─── DATASET
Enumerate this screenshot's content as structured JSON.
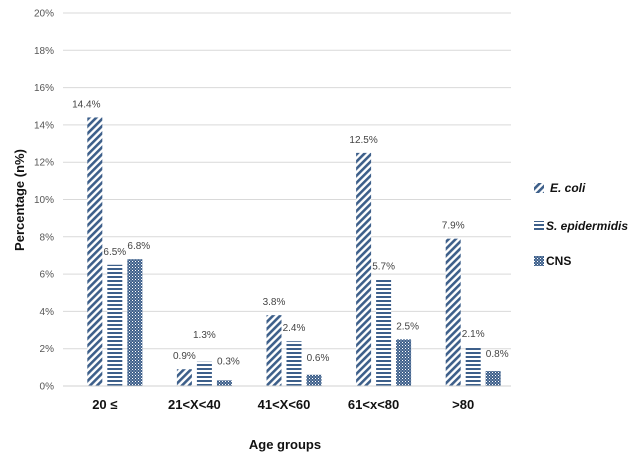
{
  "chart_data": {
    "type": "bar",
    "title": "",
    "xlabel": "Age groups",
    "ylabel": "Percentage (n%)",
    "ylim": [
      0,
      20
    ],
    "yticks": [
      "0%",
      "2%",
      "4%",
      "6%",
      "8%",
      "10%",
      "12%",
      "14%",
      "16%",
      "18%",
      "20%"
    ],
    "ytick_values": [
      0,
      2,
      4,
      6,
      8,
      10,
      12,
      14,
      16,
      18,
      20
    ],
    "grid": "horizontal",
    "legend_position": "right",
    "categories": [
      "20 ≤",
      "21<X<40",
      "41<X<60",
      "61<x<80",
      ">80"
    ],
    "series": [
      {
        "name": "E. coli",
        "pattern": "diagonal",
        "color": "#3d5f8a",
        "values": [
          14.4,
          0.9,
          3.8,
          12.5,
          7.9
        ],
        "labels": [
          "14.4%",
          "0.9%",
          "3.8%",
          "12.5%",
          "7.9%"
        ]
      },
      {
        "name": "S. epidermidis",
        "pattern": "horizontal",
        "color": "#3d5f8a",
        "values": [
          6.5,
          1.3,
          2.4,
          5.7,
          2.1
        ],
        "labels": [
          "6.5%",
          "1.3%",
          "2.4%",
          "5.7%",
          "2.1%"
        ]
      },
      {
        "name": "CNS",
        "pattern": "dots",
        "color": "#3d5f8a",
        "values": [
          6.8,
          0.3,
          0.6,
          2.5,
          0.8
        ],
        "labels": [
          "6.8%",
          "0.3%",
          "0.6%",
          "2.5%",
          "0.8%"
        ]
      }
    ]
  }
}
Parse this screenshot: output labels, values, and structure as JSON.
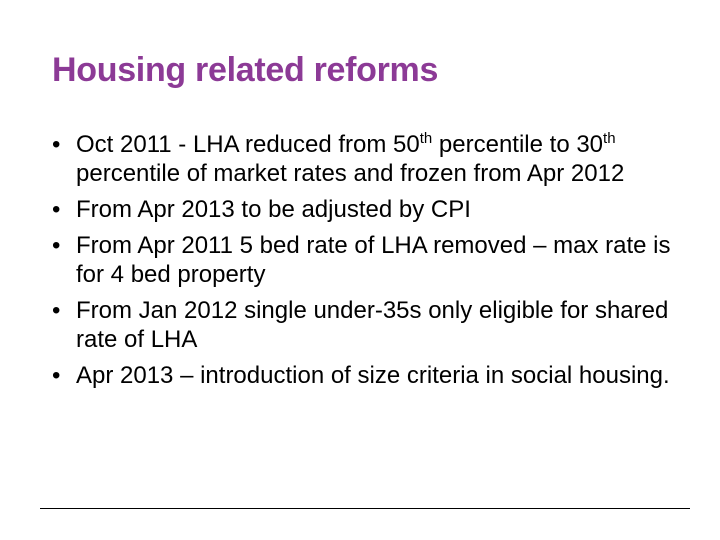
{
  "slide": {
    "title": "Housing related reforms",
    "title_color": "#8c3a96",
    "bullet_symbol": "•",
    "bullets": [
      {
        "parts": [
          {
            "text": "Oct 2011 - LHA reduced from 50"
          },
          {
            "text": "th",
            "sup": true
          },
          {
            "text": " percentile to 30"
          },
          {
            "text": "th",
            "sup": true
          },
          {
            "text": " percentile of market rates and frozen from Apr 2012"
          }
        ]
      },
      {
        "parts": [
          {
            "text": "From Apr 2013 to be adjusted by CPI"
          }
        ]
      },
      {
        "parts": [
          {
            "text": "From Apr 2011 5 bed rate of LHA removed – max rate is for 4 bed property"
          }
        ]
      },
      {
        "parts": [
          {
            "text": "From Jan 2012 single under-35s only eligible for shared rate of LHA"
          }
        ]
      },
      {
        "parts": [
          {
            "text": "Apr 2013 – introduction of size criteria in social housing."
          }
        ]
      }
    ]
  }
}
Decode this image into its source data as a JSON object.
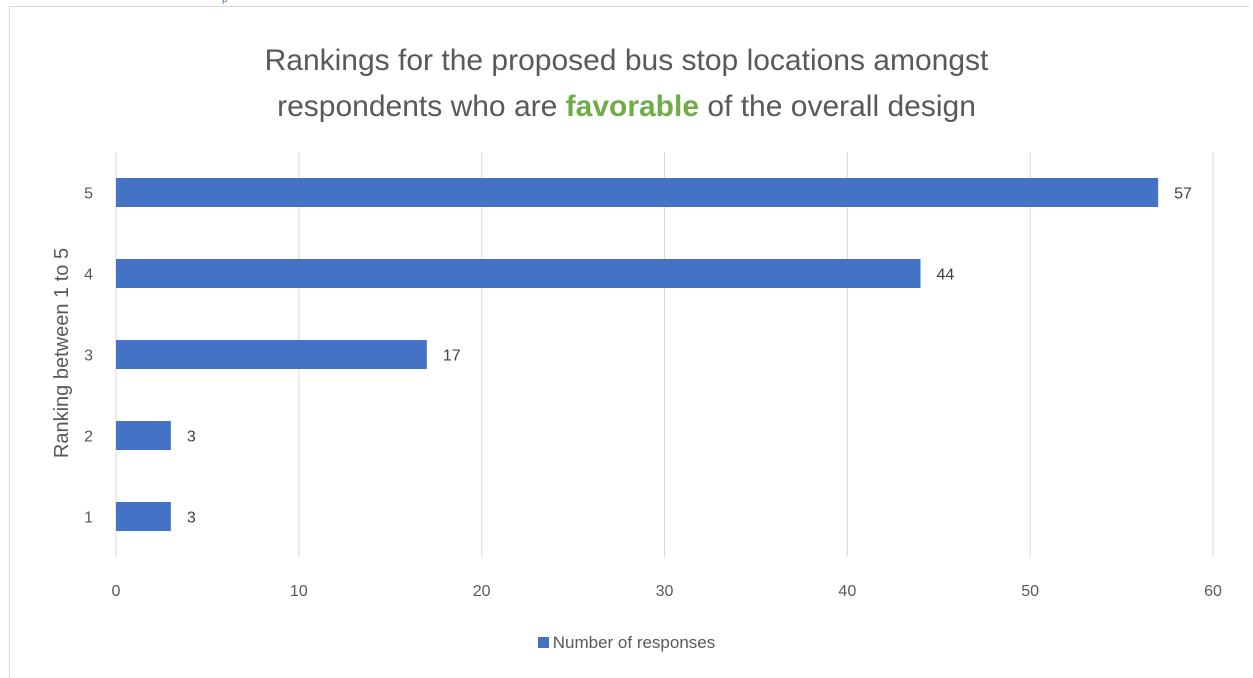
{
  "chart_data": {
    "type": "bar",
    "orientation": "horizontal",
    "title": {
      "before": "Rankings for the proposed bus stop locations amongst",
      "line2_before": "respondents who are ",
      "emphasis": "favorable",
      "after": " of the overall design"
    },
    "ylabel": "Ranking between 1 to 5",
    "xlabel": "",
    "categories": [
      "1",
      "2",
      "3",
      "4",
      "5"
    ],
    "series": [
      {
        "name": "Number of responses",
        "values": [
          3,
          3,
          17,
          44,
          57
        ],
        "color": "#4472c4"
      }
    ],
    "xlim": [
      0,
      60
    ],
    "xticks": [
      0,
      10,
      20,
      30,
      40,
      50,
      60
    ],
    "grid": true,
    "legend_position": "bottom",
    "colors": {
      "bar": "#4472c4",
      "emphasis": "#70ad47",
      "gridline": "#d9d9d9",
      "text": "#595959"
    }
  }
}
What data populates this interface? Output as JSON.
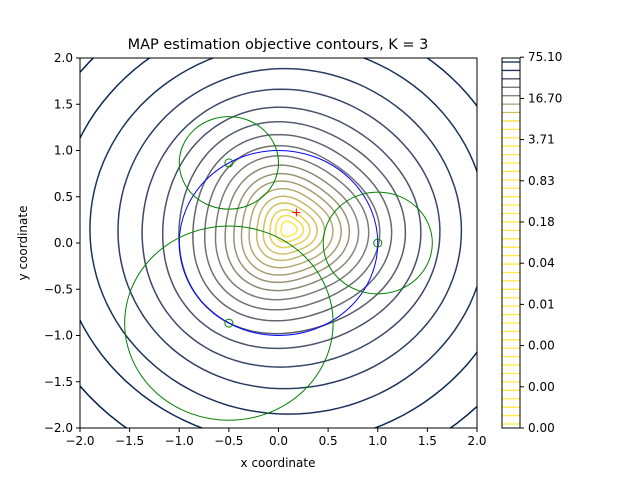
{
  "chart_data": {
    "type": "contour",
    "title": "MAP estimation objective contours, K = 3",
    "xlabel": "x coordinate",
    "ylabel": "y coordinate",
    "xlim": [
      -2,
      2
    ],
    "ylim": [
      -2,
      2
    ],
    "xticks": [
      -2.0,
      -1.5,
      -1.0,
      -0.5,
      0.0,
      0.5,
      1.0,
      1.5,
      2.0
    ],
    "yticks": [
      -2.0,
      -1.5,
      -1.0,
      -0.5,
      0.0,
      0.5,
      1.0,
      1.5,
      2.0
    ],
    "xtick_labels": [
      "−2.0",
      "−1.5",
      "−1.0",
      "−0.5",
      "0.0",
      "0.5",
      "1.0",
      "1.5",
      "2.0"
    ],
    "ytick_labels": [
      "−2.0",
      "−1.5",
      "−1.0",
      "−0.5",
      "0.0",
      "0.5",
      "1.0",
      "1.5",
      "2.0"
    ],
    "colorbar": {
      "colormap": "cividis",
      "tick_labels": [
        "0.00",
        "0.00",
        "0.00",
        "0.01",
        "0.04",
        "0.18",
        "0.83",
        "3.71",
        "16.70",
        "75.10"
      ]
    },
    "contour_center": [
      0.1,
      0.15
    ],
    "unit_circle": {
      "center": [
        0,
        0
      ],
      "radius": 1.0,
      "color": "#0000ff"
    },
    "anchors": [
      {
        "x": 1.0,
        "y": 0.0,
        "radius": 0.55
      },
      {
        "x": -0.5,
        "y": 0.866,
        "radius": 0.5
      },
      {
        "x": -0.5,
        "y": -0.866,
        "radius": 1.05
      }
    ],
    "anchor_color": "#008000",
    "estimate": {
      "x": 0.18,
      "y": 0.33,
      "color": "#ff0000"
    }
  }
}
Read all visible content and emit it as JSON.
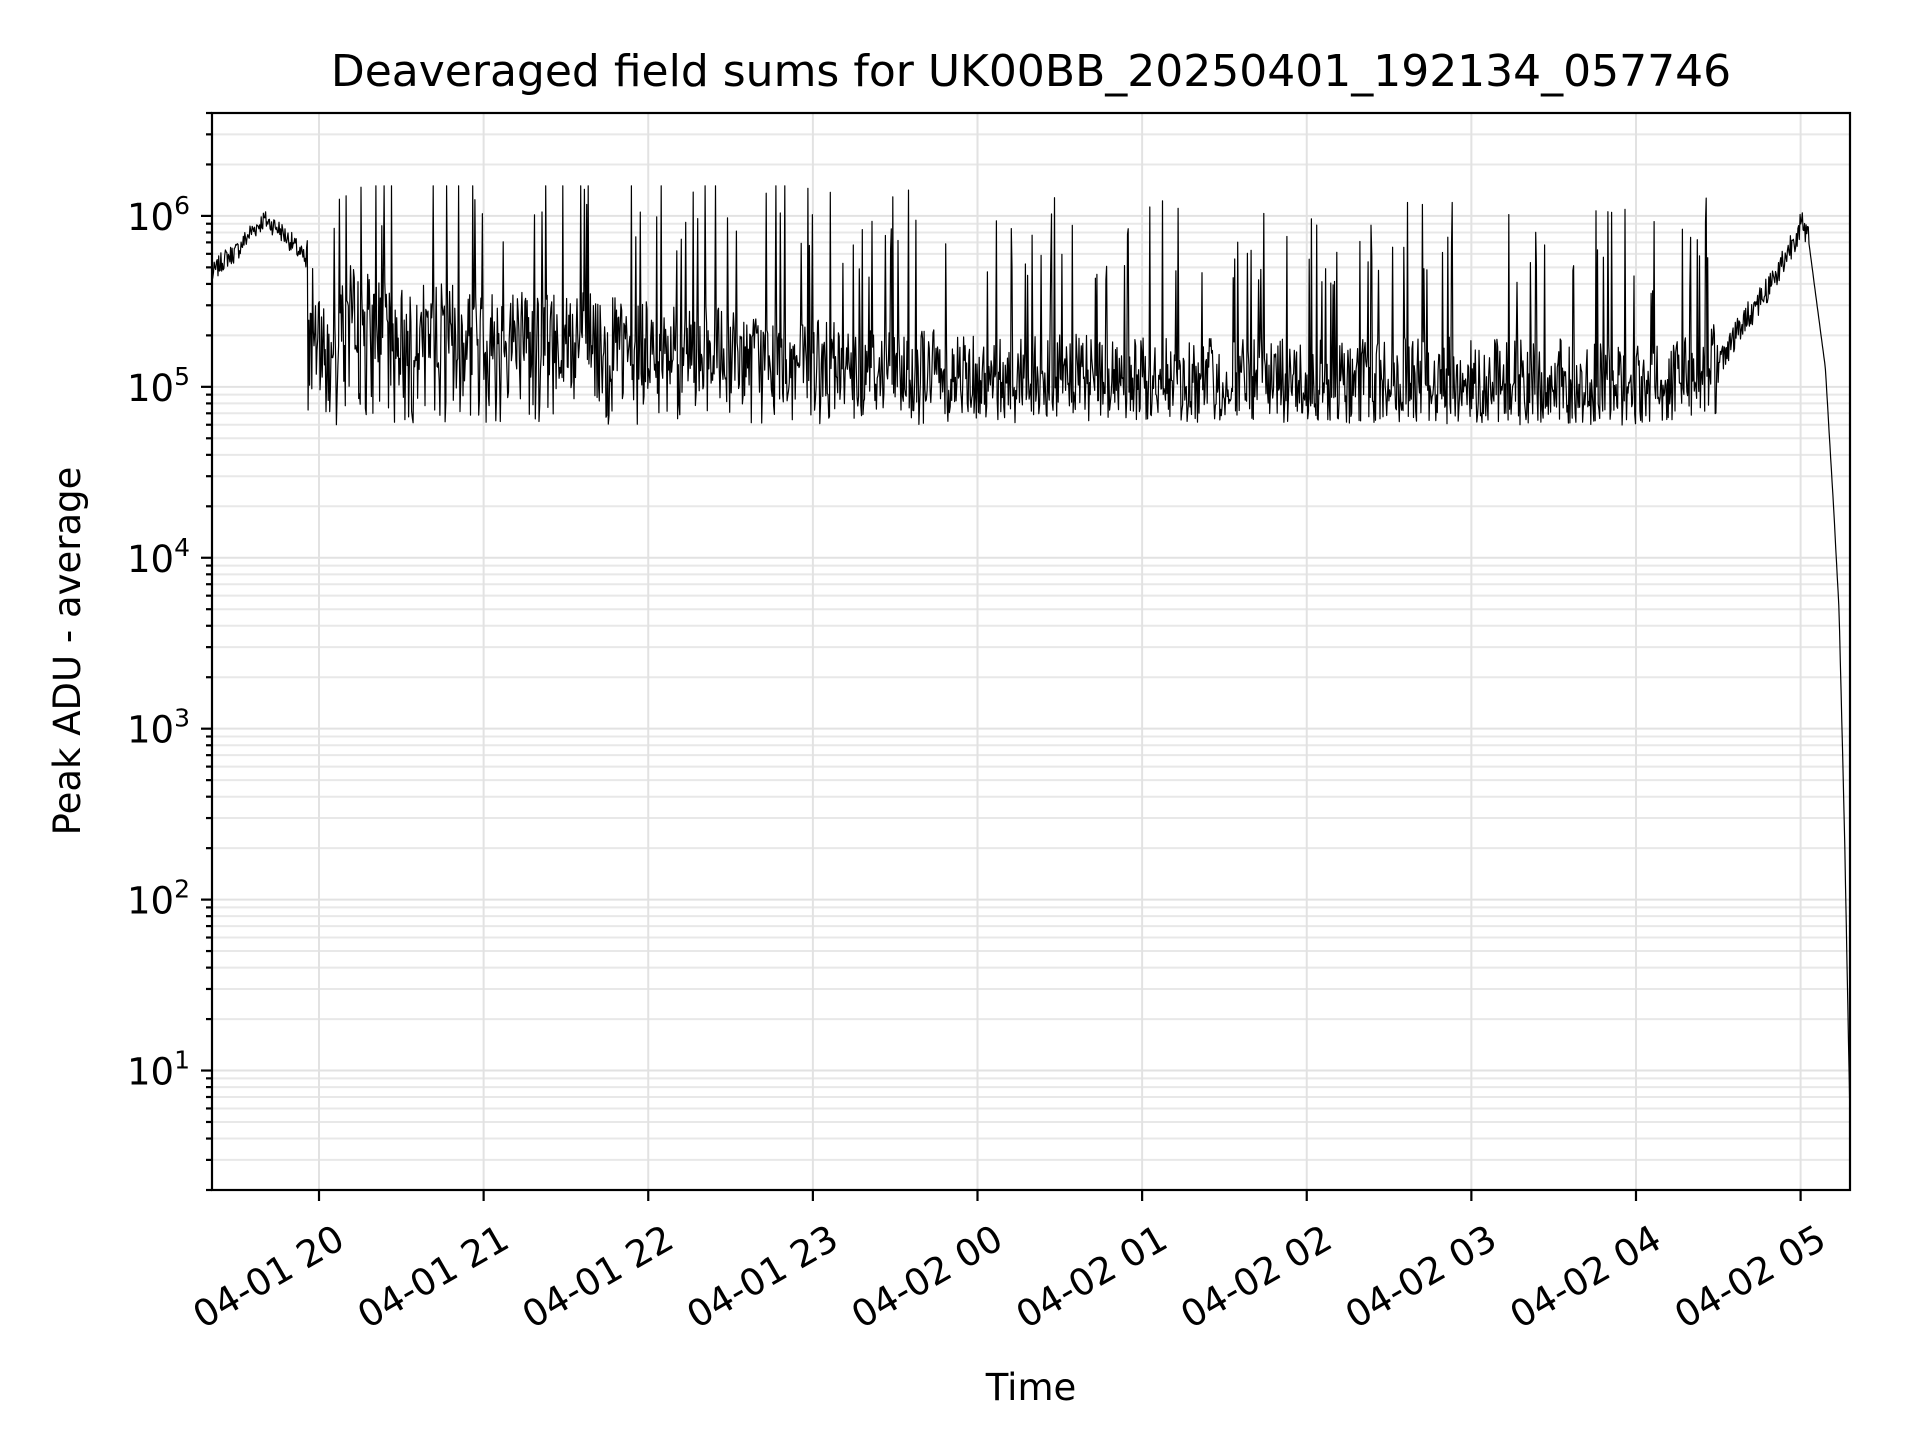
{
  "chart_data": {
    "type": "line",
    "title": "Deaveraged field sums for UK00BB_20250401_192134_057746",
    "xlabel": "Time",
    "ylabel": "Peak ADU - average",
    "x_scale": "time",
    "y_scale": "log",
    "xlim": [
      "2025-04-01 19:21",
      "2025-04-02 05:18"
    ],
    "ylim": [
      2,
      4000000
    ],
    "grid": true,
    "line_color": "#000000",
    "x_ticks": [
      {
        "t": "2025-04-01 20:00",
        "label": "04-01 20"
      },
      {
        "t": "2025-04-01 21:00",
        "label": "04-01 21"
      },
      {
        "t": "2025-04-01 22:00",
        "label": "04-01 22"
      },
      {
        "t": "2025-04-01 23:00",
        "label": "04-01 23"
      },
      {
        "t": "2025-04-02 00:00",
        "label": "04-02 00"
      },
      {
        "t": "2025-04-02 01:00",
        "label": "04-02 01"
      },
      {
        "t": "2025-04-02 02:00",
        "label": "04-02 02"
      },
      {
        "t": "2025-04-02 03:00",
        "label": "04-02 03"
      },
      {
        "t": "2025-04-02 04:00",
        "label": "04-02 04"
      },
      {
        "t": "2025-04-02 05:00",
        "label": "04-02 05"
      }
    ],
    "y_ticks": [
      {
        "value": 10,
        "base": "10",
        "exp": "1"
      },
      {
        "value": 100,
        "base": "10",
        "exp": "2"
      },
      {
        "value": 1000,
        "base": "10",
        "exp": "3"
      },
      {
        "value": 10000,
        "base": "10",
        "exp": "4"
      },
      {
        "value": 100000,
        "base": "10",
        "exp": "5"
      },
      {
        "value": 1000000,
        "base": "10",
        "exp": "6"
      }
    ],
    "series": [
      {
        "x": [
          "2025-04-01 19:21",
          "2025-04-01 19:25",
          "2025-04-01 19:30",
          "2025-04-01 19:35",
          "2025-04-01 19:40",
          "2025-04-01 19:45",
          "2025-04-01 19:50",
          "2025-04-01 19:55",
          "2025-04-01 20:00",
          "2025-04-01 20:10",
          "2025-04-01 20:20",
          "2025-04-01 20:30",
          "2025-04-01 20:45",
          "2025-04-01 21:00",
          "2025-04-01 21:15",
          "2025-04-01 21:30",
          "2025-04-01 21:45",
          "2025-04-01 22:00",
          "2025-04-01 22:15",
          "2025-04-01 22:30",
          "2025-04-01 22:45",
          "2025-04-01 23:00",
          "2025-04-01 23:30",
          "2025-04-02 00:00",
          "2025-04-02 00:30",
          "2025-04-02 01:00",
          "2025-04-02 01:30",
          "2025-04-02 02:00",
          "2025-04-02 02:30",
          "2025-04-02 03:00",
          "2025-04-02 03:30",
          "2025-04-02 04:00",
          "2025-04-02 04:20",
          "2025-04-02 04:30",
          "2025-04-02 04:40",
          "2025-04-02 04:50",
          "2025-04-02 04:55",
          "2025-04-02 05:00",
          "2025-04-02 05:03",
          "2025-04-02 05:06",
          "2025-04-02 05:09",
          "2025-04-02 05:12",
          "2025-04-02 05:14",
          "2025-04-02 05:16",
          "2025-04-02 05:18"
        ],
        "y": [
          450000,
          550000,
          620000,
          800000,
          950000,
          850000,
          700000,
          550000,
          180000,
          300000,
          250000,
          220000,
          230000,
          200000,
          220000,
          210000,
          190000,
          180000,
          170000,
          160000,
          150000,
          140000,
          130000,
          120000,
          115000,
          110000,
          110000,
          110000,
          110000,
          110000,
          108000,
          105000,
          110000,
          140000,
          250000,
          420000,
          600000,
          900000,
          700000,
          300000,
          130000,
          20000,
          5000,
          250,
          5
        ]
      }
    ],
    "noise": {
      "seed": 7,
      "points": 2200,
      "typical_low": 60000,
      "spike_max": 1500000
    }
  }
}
──────
- PROBLEM DETAILS
Write out every line of the preceding listing that contains "screenshot".

- RESULT BELOW
Enumerate this screenshot's content as structured JSON.
Parse this screenshot: output labels, values, and structure as JSON.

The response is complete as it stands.